Stored records
────
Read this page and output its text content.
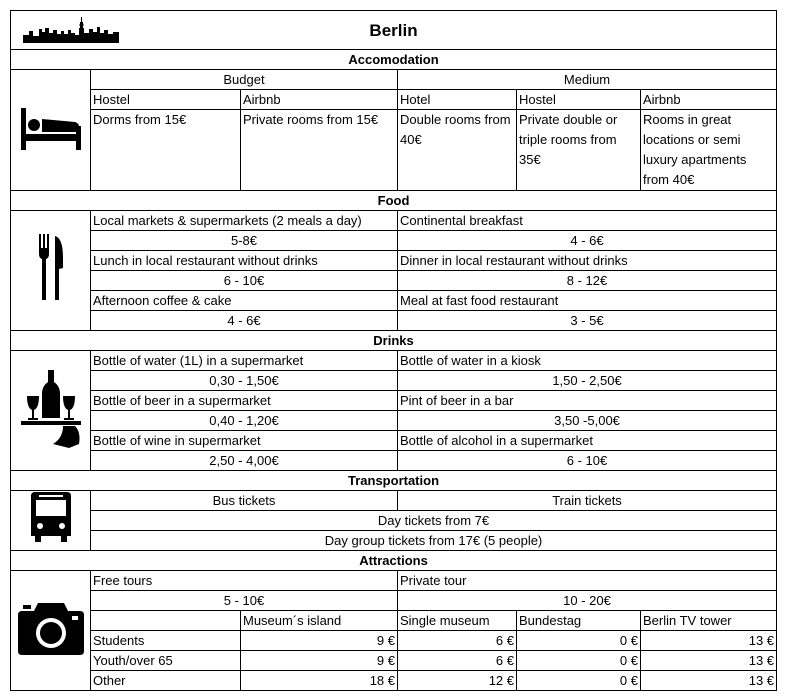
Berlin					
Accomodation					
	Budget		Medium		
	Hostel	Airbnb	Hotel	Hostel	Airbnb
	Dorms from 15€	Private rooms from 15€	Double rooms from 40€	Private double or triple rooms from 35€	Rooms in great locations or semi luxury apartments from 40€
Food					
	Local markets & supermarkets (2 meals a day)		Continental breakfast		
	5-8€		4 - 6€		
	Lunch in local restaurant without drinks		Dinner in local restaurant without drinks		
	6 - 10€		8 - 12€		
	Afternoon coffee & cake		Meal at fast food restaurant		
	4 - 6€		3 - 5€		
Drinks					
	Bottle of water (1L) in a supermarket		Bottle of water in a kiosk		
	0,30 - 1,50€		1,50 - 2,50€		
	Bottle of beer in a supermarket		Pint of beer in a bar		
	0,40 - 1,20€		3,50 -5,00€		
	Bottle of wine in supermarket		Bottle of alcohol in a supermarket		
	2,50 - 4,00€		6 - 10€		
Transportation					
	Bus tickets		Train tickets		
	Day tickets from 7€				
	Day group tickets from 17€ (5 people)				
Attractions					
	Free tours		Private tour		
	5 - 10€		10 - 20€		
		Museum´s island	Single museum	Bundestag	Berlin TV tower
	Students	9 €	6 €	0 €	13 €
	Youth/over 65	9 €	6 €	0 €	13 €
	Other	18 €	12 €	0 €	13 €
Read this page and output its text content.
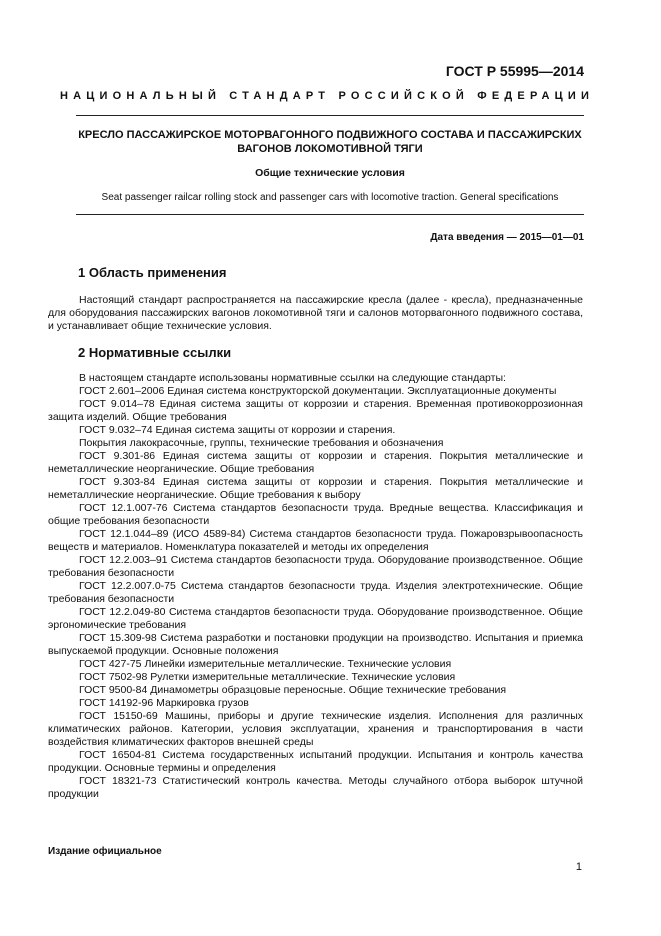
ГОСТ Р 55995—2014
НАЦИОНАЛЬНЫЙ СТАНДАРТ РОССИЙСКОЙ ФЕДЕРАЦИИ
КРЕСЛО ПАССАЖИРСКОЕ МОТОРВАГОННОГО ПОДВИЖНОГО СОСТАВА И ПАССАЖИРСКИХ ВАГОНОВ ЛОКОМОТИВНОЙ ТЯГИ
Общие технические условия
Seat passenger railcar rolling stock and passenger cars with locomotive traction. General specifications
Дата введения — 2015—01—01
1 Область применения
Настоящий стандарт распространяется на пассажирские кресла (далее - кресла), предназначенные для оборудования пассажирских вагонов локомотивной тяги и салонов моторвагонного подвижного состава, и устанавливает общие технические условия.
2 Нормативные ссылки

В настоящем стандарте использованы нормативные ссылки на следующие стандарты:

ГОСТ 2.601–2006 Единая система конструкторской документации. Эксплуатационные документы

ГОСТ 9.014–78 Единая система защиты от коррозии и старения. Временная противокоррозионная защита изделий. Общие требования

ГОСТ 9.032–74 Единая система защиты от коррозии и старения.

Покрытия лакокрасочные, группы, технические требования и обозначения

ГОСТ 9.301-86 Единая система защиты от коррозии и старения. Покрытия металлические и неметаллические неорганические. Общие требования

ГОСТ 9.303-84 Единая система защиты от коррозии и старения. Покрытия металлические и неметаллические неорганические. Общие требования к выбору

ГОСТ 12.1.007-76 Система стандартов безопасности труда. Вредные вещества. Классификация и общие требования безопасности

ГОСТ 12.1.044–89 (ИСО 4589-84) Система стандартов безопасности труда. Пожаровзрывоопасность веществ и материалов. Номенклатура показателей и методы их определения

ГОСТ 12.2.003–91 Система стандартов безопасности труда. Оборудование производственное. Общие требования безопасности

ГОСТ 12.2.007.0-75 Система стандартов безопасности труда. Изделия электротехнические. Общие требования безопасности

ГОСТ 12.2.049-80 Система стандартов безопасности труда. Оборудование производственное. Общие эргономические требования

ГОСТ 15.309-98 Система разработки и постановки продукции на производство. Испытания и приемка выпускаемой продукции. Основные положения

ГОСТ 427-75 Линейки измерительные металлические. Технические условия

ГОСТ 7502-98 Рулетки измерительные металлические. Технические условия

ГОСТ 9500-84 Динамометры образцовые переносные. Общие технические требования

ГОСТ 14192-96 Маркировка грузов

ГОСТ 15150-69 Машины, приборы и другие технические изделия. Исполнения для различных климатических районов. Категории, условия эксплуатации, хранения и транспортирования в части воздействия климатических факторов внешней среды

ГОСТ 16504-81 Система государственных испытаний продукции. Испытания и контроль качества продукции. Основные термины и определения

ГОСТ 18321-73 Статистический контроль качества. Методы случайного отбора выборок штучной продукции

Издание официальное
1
────
▶ [Exercise description]:
Transcribe the material exactly, keeping every word and none of the pictures.

▶ [Answer in full]:
Read this page and output its text content.
Berlin					
Accomodation					
	Budget		Medium		
	Hostel	Airbnb	Hotel	Hostel	Airbnb
	Dorms from 15€	Private rooms from 15€	Double rooms from 40€	Private double or triple rooms from 35€	Rooms in great locations or semi luxury apartments from 40€
Food					
	Local markets & supermarkets (2 meals a day)		Continental breakfast		
	5-8€		4 - 6€		
	Lunch in local restaurant without drinks		Dinner in local restaurant without drinks		
	6 - 10€		8 - 12€		
	Afternoon coffee & cake		Meal at fast food restaurant		
	4 - 6€		3 - 5€		
Drinks					
	Bottle of water (1L) in a supermarket		Bottle of water in a kiosk		
	0,30 - 1,50€		1,50 - 2,50€		
	Bottle of beer in a supermarket		Pint of beer in a bar		
	0,40 - 1,20€		3,50 -5,00€		
	Bottle of wine in supermarket		Bottle of alcohol in a supermarket		
	2,50 - 4,00€		6 - 10€		
Transportation					
	Bus tickets		Train tickets		
	Day tickets from 7€				
	Day group tickets from 17€ (5 people)				
Attractions					
	Free tours		Private tour		
	5 - 10€		10 - 20€		
		Museum´s island	Single museum	Bundestag	Berlin TV tower
	Students	9 €	6 €	0 €	13 €
	Youth/over 65	9 €	6 €	0 €	13 €
	Other	18 €	12 €	0 €	13 €
Read this page and output its text content.
ГОСТ Р 55995—2014
НАЦИОНАЛЬНЫЙ СТАНДАРТ РОССИЙСКОЙ ФЕДЕРАЦИИ
КРЕСЛО ПАССАЖИРСКОЕ МОТОРВАГОННОГО ПОДВИЖНОГО СОСТАВА И ПАССАЖИРСКИХ ВАГОНОВ ЛОКОМОТИВНОЙ ТЯГИ
Общие технические условия
Seat passenger railcar rolling stock and passenger cars with locomotive traction. General specifications
Дата введения — 2015—01—01
1 Область применения
Настоящий стандарт распространяется на пассажирские кресла (далее - кресла), предназначенные для оборудования пассажирских вагонов локомотивной тяги и салонов моторвагонного подвижного состава, и устанавливает общие технические условия.
2 Нормативные ссылки

В настоящем стандарте использованы нормативные ссылки на следующие стандарты:

ГОСТ 2.601–2006 Единая система конструкторской документации. Эксплуатационные документы

ГОСТ 9.014–78 Единая система защиты от коррозии и старения. Временная противокоррозионная защита изделий. Общие требования

ГОСТ 9.032–74 Единая система защиты от коррозии и старения.

Покрытия лакокрасочные, группы, технические требования и обозначения

ГОСТ 9.301-86 Единая система защиты от коррозии и старения. Покрытия металлические и неметаллические неорганические. Общие требования

ГОСТ 9.303-84 Единая система защиты от коррозии и старения. Покрытия металлические и неметаллические неорганические. Общие требования к выбору

ГОСТ 12.1.007-76 Система стандартов безопасности труда. Вредные вещества. Классификация и общие требования безопасности

ГОСТ 12.1.044–89 (ИСО 4589-84) Система стандартов безопасности труда. Пожаровзрывоопасность веществ и материалов. Номенклатура показателей и методы их определения

ГОСТ 12.2.003–91 Система стандартов безопасности труда. Оборудование производственное. Общие требования безопасности

ГОСТ 12.2.007.0-75 Система стандартов безопасности труда. Изделия электротехнические. Общие требования безопасности

ГОСТ 12.2.049-80 Система стандартов безопасности труда. Оборудование производственное. Общие эргономические требования

ГОСТ 15.309-98 Система разработки и постановки продукции на производство. Испытания и приемка выпускаемой продукции. Основные положения

ГОСТ 427-75 Линейки измерительные металлические. Технические условия

ГОСТ 7502-98 Рулетки измерительные металлические. Технические условия

ГОСТ 9500-84 Динамометры образцовые переносные. Общие технические требования

ГОСТ 14192-96 Маркировка грузов

ГОСТ 15150-69 Машины, приборы и другие технические изделия. Исполнения для различных климатических районов. Категории, условия эксплуатации, хранения и транспортирования в части воздействия климатических факторов внешней среды

ГОСТ 16504-81 Система государственных испытаний продукции. Испытания и контроль качества продукции. Основные термины и определения

ГОСТ 18321-73 Статистический контроль качества. Методы случайного отбора выборок штучной продукции

Издание официальное
1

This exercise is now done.